YOUR INSTRUCTIONS ::
Please write out the material that follows, exactly as it stands.

☆ ☆ ☆ ☆ ☆

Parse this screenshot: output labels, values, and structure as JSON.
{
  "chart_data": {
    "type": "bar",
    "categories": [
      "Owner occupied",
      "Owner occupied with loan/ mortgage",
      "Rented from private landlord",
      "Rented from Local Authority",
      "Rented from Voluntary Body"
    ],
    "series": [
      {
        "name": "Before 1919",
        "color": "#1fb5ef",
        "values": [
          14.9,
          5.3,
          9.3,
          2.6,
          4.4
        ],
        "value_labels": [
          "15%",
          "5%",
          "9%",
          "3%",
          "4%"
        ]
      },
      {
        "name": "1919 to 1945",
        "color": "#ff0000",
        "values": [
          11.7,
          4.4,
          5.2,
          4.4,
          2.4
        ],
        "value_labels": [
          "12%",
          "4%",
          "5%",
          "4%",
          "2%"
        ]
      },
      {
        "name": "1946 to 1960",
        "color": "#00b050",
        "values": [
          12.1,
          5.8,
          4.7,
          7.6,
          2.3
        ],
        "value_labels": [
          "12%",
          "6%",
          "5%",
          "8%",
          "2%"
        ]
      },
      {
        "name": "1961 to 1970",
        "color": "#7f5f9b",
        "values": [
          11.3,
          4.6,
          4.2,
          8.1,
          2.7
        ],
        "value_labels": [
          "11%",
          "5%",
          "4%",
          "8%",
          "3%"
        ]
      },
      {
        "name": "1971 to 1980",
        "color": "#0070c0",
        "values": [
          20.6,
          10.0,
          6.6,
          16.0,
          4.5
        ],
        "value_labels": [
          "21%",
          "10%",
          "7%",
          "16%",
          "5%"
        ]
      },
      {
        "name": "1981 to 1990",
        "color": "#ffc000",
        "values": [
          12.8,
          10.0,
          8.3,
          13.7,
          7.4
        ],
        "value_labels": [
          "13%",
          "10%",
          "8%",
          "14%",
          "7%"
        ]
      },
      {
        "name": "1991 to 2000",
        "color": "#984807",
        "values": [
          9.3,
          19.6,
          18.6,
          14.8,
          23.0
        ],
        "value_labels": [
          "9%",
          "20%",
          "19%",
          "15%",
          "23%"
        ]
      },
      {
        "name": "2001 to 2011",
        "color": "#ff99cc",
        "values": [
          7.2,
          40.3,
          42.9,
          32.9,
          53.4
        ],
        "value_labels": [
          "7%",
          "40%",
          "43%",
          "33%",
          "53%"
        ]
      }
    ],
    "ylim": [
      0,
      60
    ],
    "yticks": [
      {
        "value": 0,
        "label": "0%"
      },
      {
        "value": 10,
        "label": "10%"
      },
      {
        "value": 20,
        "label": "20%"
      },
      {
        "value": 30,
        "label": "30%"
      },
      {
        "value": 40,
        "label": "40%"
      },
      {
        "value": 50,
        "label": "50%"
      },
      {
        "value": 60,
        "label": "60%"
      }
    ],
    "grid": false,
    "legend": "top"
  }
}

☆ ☆ ☆ ☆ ☆

ANSWER BELOW ::
Parse this screenshot: output labels, values, and structure as JSON.
{
  "chart_data": {
    "type": "bar",
    "categories": [
      "Owner occupied",
      "Owner occupied with loan/ mortgage",
      "Rented from private landlord",
      "Rented from Local Authority",
      "Rented from Voluntary Body"
    ],
    "series": [
      {
        "name": "Before 1919",
        "color": "#1fb5ef",
        "values": [
          14.9,
          5.3,
          9.3,
          2.6,
          4.4
        ],
        "value_labels": [
          "15%",
          "5%",
          "9%",
          "3%",
          "4%"
        ]
      },
      {
        "name": "1919 to 1945",
        "color": "#ff0000",
        "values": [
          11.7,
          4.4,
          5.2,
          4.4,
          2.4
        ],
        "value_labels": [
          "12%",
          "4%",
          "5%",
          "4%",
          "2%"
        ]
      },
      {
        "name": "1946 to 1960",
        "color": "#00b050",
        "values": [
          12.1,
          5.8,
          4.7,
          7.6,
          2.3
        ],
        "value_labels": [
          "12%",
          "6%",
          "5%",
          "8%",
          "2%"
        ]
      },
      {
        "name": "1961 to 1970",
        "color": "#7f5f9b",
        "values": [
          11.3,
          4.6,
          4.2,
          8.1,
          2.7
        ],
        "value_labels": [
          "11%",
          "5%",
          "4%",
          "8%",
          "3%"
        ]
      },
      {
        "name": "1971 to 1980",
        "color": "#0070c0",
        "values": [
          20.6,
          10.0,
          6.6,
          16.0,
          4.5
        ],
        "value_labels": [
          "21%",
          "10%",
          "7%",
          "16%",
          "5%"
        ]
      },
      {
        "name": "1981 to 1990",
        "color": "#ffc000",
        "values": [
          12.8,
          10.0,
          8.3,
          13.7,
          7.4
        ],
        "value_labels": [
          "13%",
          "10%",
          "8%",
          "14%",
          "7%"
        ]
      },
      {
        "name": "1991 to 2000",
        "color": "#984807",
        "values": [
          9.3,
          19.6,
          18.6,
          14.8,
          23.0
        ],
        "value_labels": [
          "9%",
          "20%",
          "19%",
          "15%",
          "23%"
        ]
      },
      {
        "name": "2001 to 2011",
        "color": "#ff99cc",
        "values": [
          7.2,
          40.3,
          42.9,
          32.9,
          53.4
        ],
        "value_labels": [
          "7%",
          "40%",
          "43%",
          "33%",
          "53%"
        ]
      }
    ],
    "ylim": [
      0,
      60
    ],
    "yticks": [
      {
        "value": 0,
        "label": "0%"
      },
      {
        "value": 10,
        "label": "10%"
      },
      {
        "value": 20,
        "label": "20%"
      },
      {
        "value": 30,
        "label": "30%"
      },
      {
        "value": 40,
        "label": "40%"
      },
      {
        "value": 50,
        "label": "50%"
      },
      {
        "value": 60,
        "label": "60%"
      }
    ],
    "grid": false,
    "legend": "top"
  }
}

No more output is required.